= TASK BRIEF =
Extract every line of the material below and reproduce it faithfully.

====================

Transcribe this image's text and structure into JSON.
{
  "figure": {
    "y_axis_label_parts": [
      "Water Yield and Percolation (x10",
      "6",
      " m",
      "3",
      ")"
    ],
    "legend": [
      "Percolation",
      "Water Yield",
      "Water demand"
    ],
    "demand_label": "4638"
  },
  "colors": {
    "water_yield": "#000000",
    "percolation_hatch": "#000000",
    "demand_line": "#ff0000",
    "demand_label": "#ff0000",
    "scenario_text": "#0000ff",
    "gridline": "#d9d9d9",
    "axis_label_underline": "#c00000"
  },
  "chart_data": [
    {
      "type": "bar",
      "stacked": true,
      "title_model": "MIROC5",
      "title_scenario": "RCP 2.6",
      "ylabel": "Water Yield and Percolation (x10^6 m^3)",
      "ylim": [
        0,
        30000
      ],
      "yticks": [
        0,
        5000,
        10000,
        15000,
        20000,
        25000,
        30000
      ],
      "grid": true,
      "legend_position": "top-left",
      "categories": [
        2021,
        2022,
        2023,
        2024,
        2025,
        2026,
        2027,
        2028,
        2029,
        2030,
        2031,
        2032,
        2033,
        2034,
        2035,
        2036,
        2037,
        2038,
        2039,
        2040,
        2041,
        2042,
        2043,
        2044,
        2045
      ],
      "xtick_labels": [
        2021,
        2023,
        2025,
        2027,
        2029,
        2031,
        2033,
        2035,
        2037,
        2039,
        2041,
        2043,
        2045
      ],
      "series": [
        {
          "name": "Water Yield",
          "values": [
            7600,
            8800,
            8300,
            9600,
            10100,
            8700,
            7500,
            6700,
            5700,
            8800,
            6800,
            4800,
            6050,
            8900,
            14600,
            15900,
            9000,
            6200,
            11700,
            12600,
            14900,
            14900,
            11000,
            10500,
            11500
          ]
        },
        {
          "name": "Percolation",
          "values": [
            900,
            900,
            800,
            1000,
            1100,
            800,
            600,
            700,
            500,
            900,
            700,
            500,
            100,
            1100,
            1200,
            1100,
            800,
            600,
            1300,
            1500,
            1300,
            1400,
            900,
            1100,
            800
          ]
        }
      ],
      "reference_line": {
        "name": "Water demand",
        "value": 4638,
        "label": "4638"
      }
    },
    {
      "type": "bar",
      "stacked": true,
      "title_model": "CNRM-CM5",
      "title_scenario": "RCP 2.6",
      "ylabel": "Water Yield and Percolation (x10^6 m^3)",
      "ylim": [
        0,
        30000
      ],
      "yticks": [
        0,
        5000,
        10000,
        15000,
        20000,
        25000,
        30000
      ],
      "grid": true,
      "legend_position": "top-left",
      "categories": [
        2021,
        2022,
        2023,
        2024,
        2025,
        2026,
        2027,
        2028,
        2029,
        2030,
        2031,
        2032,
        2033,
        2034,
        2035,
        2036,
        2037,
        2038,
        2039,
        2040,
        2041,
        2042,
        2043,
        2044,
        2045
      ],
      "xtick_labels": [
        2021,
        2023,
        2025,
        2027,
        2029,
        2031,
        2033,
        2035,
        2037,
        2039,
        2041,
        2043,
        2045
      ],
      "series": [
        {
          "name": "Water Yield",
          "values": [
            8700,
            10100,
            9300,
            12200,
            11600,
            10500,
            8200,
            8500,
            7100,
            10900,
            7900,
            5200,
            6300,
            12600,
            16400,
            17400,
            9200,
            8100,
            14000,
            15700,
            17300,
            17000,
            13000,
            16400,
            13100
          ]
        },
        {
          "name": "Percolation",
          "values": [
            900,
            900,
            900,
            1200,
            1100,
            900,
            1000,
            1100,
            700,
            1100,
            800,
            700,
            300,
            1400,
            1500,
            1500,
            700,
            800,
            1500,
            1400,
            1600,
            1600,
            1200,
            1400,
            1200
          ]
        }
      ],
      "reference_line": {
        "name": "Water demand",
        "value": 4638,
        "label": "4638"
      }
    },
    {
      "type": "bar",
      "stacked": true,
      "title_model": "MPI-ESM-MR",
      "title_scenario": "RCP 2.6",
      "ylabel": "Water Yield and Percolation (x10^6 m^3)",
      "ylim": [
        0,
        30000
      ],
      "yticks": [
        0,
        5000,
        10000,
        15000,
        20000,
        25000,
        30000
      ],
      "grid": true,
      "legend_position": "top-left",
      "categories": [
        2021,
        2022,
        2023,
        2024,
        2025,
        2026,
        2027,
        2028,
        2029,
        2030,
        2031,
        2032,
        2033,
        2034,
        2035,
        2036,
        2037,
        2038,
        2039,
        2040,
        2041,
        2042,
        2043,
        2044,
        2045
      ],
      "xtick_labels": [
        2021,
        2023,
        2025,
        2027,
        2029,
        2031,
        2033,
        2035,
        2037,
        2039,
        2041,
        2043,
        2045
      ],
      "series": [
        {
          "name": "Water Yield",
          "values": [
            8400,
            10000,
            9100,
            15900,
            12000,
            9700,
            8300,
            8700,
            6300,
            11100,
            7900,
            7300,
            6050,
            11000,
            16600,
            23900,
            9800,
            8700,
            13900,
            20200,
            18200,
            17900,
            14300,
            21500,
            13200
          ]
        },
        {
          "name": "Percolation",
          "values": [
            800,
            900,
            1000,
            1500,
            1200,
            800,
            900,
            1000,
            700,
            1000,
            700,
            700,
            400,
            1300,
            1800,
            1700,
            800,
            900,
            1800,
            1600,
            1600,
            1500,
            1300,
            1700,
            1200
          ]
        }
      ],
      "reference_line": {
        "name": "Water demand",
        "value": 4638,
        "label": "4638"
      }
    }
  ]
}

====================

= ANSWER TO THE EXERCISE =
Transcribe this image's text and structure into JSON.
{
  "figure": {
    "y_axis_label_parts": [
      "Water Yield and Percolation (x10",
      "6",
      " m",
      "3",
      ")"
    ],
    "legend": [
      "Percolation",
      "Water Yield",
      "Water demand"
    ],
    "demand_label": "4638"
  },
  "colors": {
    "water_yield": "#000000",
    "percolation_hatch": "#000000",
    "demand_line": "#ff0000",
    "demand_label": "#ff0000",
    "scenario_text": "#0000ff",
    "gridline": "#d9d9d9",
    "axis_label_underline": "#c00000"
  },
  "chart_data": [
    {
      "type": "bar",
      "stacked": true,
      "title_model": "MIROC5",
      "title_scenario": "RCP 2.6",
      "ylabel": "Water Yield and Percolation (x10^6 m^3)",
      "ylim": [
        0,
        30000
      ],
      "yticks": [
        0,
        5000,
        10000,
        15000,
        20000,
        25000,
        30000
      ],
      "grid": true,
      "legend_position": "top-left",
      "categories": [
        2021,
        2022,
        2023,
        2024,
        2025,
        2026,
        2027,
        2028,
        2029,
        2030,
        2031,
        2032,
        2033,
        2034,
        2035,
        2036,
        2037,
        2038,
        2039,
        2040,
        2041,
        2042,
        2043,
        2044,
        2045
      ],
      "xtick_labels": [
        2021,
        2023,
        2025,
        2027,
        2029,
        2031,
        2033,
        2035,
        2037,
        2039,
        2041,
        2043,
        2045
      ],
      "series": [
        {
          "name": "Water Yield",
          "values": [
            7600,
            8800,
            8300,
            9600,
            10100,
            8700,
            7500,
            6700,
            5700,
            8800,
            6800,
            4800,
            6050,
            8900,
            14600,
            15900,
            9000,
            6200,
            11700,
            12600,
            14900,
            14900,
            11000,
            10500,
            11500
          ]
        },
        {
          "name": "Percolation",
          "values": [
            900,
            900,
            800,
            1000,
            1100,
            800,
            600,
            700,
            500,
            900,
            700,
            500,
            100,
            1100,
            1200,
            1100,
            800,
            600,
            1300,
            1500,
            1300,
            1400,
            900,
            1100,
            800
          ]
        }
      ],
      "reference_line": {
        "name": "Water demand",
        "value": 4638,
        "label": "4638"
      }
    },
    {
      "type": "bar",
      "stacked": true,
      "title_model": "CNRM-CM5",
      "title_scenario": "RCP 2.6",
      "ylabel": "Water Yield and Percolation (x10^6 m^3)",
      "ylim": [
        0,
        30000
      ],
      "yticks": [
        0,
        5000,
        10000,
        15000,
        20000,
        25000,
        30000
      ],
      "grid": true,
      "legend_position": "top-left",
      "categories": [
        2021,
        2022,
        2023,
        2024,
        2025,
        2026,
        2027,
        2028,
        2029,
        2030,
        2031,
        2032,
        2033,
        2034,
        2035,
        2036,
        2037,
        2038,
        2039,
        2040,
        2041,
        2042,
        2043,
        2044,
        2045
      ],
      "xtick_labels": [
        2021,
        2023,
        2025,
        2027,
        2029,
        2031,
        2033,
        2035,
        2037,
        2039,
        2041,
        2043,
        2045
      ],
      "series": [
        {
          "name": "Water Yield",
          "values": [
            8700,
            10100,
            9300,
            12200,
            11600,
            10500,
            8200,
            8500,
            7100,
            10900,
            7900,
            5200,
            6300,
            12600,
            16400,
            17400,
            9200,
            8100,
            14000,
            15700,
            17300,
            17000,
            13000,
            16400,
            13100
          ]
        },
        {
          "name": "Percolation",
          "values": [
            900,
            900,
            900,
            1200,
            1100,
            900,
            1000,
            1100,
            700,
            1100,
            800,
            700,
            300,
            1400,
            1500,
            1500,
            700,
            800,
            1500,
            1400,
            1600,
            1600,
            1200,
            1400,
            1200
          ]
        }
      ],
      "reference_line": {
        "name": "Water demand",
        "value": 4638,
        "label": "4638"
      }
    },
    {
      "type": "bar",
      "stacked": true,
      "title_model": "MPI-ESM-MR",
      "title_scenario": "RCP 2.6",
      "ylabel": "Water Yield and Percolation (x10^6 m^3)",
      "ylim": [
        0,
        30000
      ],
      "yticks": [
        0,
        5000,
        10000,
        15000,
        20000,
        25000,
        30000
      ],
      "grid": true,
      "legend_position": "top-left",
      "categories": [
        2021,
        2022,
        2023,
        2024,
        2025,
        2026,
        2027,
        2028,
        2029,
        2030,
        2031,
        2032,
        2033,
        2034,
        2035,
        2036,
        2037,
        2038,
        2039,
        2040,
        2041,
        2042,
        2043,
        2044,
        2045
      ],
      "xtick_labels": [
        2021,
        2023,
        2025,
        2027,
        2029,
        2031,
        2033,
        2035,
        2037,
        2039,
        2041,
        2043,
        2045
      ],
      "series": [
        {
          "name": "Water Yield",
          "values": [
            8400,
            10000,
            9100,
            15900,
            12000,
            9700,
            8300,
            8700,
            6300,
            11100,
            7900,
            7300,
            6050,
            11000,
            16600,
            23900,
            9800,
            8700,
            13900,
            20200,
            18200,
            17900,
            14300,
            21500,
            13200
          ]
        },
        {
          "name": "Percolation",
          "values": [
            800,
            900,
            1000,
            1500,
            1200,
            800,
            900,
            1000,
            700,
            1000,
            700,
            700,
            400,
            1300,
            1800,
            1700,
            800,
            900,
            1800,
            1600,
            1600,
            1500,
            1300,
            1700,
            1200
          ]
        }
      ],
      "reference_line": {
        "name": "Water demand",
        "value": 4638,
        "label": "4638"
      }
    }
  ]
}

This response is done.